===== Record set =====

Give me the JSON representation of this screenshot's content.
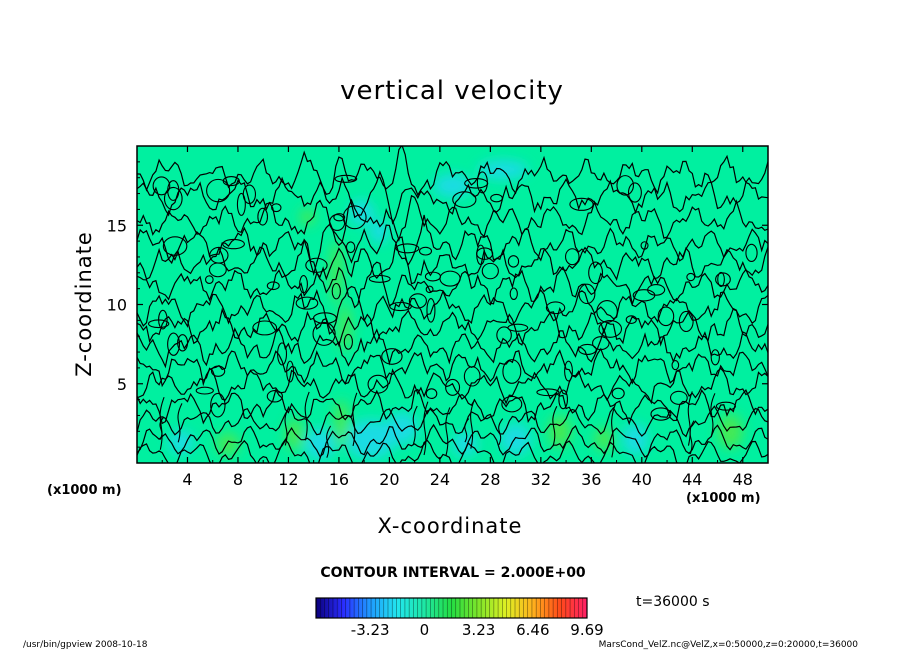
{
  "chart_data": {
    "type": "heatmap",
    "title": "vertical velocity",
    "xlabel": "X-coordinate",
    "ylabel": "Z-coordinate",
    "x_unit": "(x1000 m)",
    "z_unit": "(x1000 m)",
    "xlim": [
      0,
      50
    ],
    "ylim": [
      0,
      20
    ],
    "x_ticks": [
      4,
      8,
      12,
      16,
      20,
      24,
      28,
      32,
      36,
      40,
      44,
      48
    ],
    "y_ticks": [
      5,
      10,
      15
    ],
    "contour_interval": "CONTOUR INTERVAL = 2.000E+00",
    "time_label": "t=36000 s",
    "colorbar": {
      "range": [
        -6.46,
        9.69
      ],
      "tick_labels": [
        "-3.23",
        "0",
        "3.23",
        "6.46",
        "9.69"
      ],
      "tick_values": [
        -3.23,
        0,
        3.23,
        6.46,
        9.69
      ],
      "colors": [
        "#0b007c",
        "#2a2cff",
        "#1f9bff",
        "#22e6ee",
        "#1ee7a4",
        "#24dd43",
        "#7fe52a",
        "#ddf024",
        "#ffb21d",
        "#ff4a1a",
        "#ff1f66"
      ]
    },
    "background_color": "#00f0a0",
    "cool_regions": [
      {
        "x": 18.5,
        "z": 1.5,
        "w": 4,
        "h": 2.5
      },
      {
        "x": 14.5,
        "z": 1.2,
        "w": 2.5,
        "h": 2
      },
      {
        "x": 21,
        "z": 2.2,
        "w": 2.5,
        "h": 2
      },
      {
        "x": 30,
        "z": 1.5,
        "w": 2.5,
        "h": 2
      },
      {
        "x": 26,
        "z": 1.2,
        "w": 2,
        "h": 1.5
      },
      {
        "x": 39.5,
        "z": 1.5,
        "w": 2,
        "h": 2
      },
      {
        "x": 3.5,
        "z": 1.3,
        "w": 2,
        "h": 1.5
      },
      {
        "x": 17.8,
        "z": 15.8,
        "w": 2,
        "h": 1.6
      },
      {
        "x": 19.2,
        "z": 14.6,
        "w": 1.5,
        "h": 1.5
      },
      {
        "x": 25,
        "z": 17.5,
        "w": 3,
        "h": 1.5
      },
      {
        "x": 29,
        "z": 18.5,
        "w": 4,
        "h": 1.2
      }
    ],
    "warm_regions": [
      {
        "x": 7.2,
        "z": 1.2,
        "w": 1.8,
        "h": 1.4
      },
      {
        "x": 12.5,
        "z": 1.8,
        "w": 1.5,
        "h": 2
      },
      {
        "x": 16.2,
        "z": 2.5,
        "w": 1.2,
        "h": 3
      },
      {
        "x": 33.5,
        "z": 2,
        "w": 1.8,
        "h": 2
      },
      {
        "x": 37,
        "z": 1.5,
        "w": 1.5,
        "h": 1.5
      },
      {
        "x": 47,
        "z": 2,
        "w": 2,
        "h": 2.2
      },
      {
        "x": 15.8,
        "z": 12,
        "w": 1,
        "h": 4
      },
      {
        "x": 16.5,
        "z": 8.5,
        "w": 1,
        "h": 3
      },
      {
        "x": 13.5,
        "z": 15.5,
        "w": 1.2,
        "h": 1
      }
    ]
  },
  "footer": {
    "left": "/usr/bin/gpview   2008-10-18",
    "right": "MarsCond_VelZ.nc@VelZ,x=0:50000,z=0:20000,t=36000"
  }
}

=====

Print all entries exactly. The images do not belong in the copy.

The output:
Give me the JSON representation of this screenshot's content.
{
  "chart_data": {
    "type": "heatmap",
    "title": "vertical velocity",
    "xlabel": "X-coordinate",
    "ylabel": "Z-coordinate",
    "x_unit": "(x1000 m)",
    "z_unit": "(x1000 m)",
    "xlim": [
      0,
      50
    ],
    "ylim": [
      0,
      20
    ],
    "x_ticks": [
      4,
      8,
      12,
      16,
      20,
      24,
      28,
      32,
      36,
      40,
      44,
      48
    ],
    "y_ticks": [
      5,
      10,
      15
    ],
    "contour_interval": "CONTOUR INTERVAL = 2.000E+00",
    "time_label": "t=36000 s",
    "colorbar": {
      "range": [
        -6.46,
        9.69
      ],
      "tick_labels": [
        "-3.23",
        "0",
        "3.23",
        "6.46",
        "9.69"
      ],
      "tick_values": [
        -3.23,
        0,
        3.23,
        6.46,
        9.69
      ],
      "colors": [
        "#0b007c",
        "#2a2cff",
        "#1f9bff",
        "#22e6ee",
        "#1ee7a4",
        "#24dd43",
        "#7fe52a",
        "#ddf024",
        "#ffb21d",
        "#ff4a1a",
        "#ff1f66"
      ]
    },
    "background_color": "#00f0a0",
    "cool_regions": [
      {
        "x": 18.5,
        "z": 1.5,
        "w": 4,
        "h": 2.5
      },
      {
        "x": 14.5,
        "z": 1.2,
        "w": 2.5,
        "h": 2
      },
      {
        "x": 21,
        "z": 2.2,
        "w": 2.5,
        "h": 2
      },
      {
        "x": 30,
        "z": 1.5,
        "w": 2.5,
        "h": 2
      },
      {
        "x": 26,
        "z": 1.2,
        "w": 2,
        "h": 1.5
      },
      {
        "x": 39.5,
        "z": 1.5,
        "w": 2,
        "h": 2
      },
      {
        "x": 3.5,
        "z": 1.3,
        "w": 2,
        "h": 1.5
      },
      {
        "x": 17.8,
        "z": 15.8,
        "w": 2,
        "h": 1.6
      },
      {
        "x": 19.2,
        "z": 14.6,
        "w": 1.5,
        "h": 1.5
      },
      {
        "x": 25,
        "z": 17.5,
        "w": 3,
        "h": 1.5
      },
      {
        "x": 29,
        "z": 18.5,
        "w": 4,
        "h": 1.2
      }
    ],
    "warm_regions": [
      {
        "x": 7.2,
        "z": 1.2,
        "w": 1.8,
        "h": 1.4
      },
      {
        "x": 12.5,
        "z": 1.8,
        "w": 1.5,
        "h": 2
      },
      {
        "x": 16.2,
        "z": 2.5,
        "w": 1.2,
        "h": 3
      },
      {
        "x": 33.5,
        "z": 2,
        "w": 1.8,
        "h": 2
      },
      {
        "x": 37,
        "z": 1.5,
        "w": 1.5,
        "h": 1.5
      },
      {
        "x": 47,
        "z": 2,
        "w": 2,
        "h": 2.2
      },
      {
        "x": 15.8,
        "z": 12,
        "w": 1,
        "h": 4
      },
      {
        "x": 16.5,
        "z": 8.5,
        "w": 1,
        "h": 3
      },
      {
        "x": 13.5,
        "z": 15.5,
        "w": 1.2,
        "h": 1
      }
    ]
  },
  "footer": {
    "left": "/usr/bin/gpview   2008-10-18",
    "right": "MarsCond_VelZ.nc@VelZ,x=0:50000,z=0:20000,t=36000"
  }
}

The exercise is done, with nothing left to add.